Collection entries
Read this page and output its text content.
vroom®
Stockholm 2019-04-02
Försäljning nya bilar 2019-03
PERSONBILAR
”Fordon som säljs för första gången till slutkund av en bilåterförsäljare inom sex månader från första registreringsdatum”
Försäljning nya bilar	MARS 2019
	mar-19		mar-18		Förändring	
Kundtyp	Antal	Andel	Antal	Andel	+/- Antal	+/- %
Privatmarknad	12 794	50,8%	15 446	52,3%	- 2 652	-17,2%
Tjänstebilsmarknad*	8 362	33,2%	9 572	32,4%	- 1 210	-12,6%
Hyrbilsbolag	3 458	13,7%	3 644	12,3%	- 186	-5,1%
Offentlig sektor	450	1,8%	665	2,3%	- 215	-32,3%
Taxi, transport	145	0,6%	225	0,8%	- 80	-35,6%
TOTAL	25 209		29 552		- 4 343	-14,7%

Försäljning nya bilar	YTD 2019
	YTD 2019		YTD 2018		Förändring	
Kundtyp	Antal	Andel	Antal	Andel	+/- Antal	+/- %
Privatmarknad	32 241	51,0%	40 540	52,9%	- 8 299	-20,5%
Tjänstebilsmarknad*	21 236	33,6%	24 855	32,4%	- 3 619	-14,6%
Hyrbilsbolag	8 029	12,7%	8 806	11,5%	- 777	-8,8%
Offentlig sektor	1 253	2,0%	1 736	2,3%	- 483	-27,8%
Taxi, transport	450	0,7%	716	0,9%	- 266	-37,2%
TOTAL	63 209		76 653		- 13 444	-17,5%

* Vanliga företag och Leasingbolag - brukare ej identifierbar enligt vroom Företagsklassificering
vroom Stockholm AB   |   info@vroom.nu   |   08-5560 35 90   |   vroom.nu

--- Stated task ---
Extract the listing in its entirety and repeat it exactly.

--- Reply to the task ---
Read this page and output its text content.
vroom®
Stockholm 2019-04-02
Försäljning nya bilar 2019-03
PERSONBILAR
”Fordon som säljs för första gången till slutkund av en bilåterförsäljare inom sex månader från första registreringsdatum”
Försäljning nya bilar	MARS 2019
	mar-19		mar-18		Förändring	
Kundtyp	Antal	Andel	Antal	Andel	+/- Antal	+/- %
Privatmarknad	12 794	50,8%	15 446	52,3%	- 2 652	-17,2%
Tjänstebilsmarknad*	8 362	33,2%	9 572	32,4%	- 1 210	-12,6%
Hyrbilsbolag	3 458	13,7%	3 644	12,3%	- 186	-5,1%
Offentlig sektor	450	1,8%	665	2,3%	- 215	-32,3%
Taxi, transport	145	0,6%	225	0,8%	- 80	-35,6%
TOTAL	25 209		29 552		- 4 343	-14,7%

Försäljning nya bilar	YTD 2019
	YTD 2019		YTD 2018		Förändring	
Kundtyp	Antal	Andel	Antal	Andel	+/- Antal	+/- %
Privatmarknad	32 241	51,0%	40 540	52,9%	- 8 299	-20,5%
Tjänstebilsmarknad*	21 236	33,6%	24 855	32,4%	- 3 619	-14,6%
Hyrbilsbolag	8 029	12,7%	8 806	11,5%	- 777	-8,8%
Offentlig sektor	1 253	2,0%	1 736	2,3%	- 483	-27,8%
Taxi, transport	450	0,7%	716	0,9%	- 266	-37,2%
TOTAL	63 209		76 653		- 13 444	-17,5%

* Vanliga företag och Leasingbolag - brukare ej identifierbar enligt vroom Företagsklassificering
vroom Stockholm AB   |   info@vroom.nu   |   08-5560 35 90   |   vroom.nu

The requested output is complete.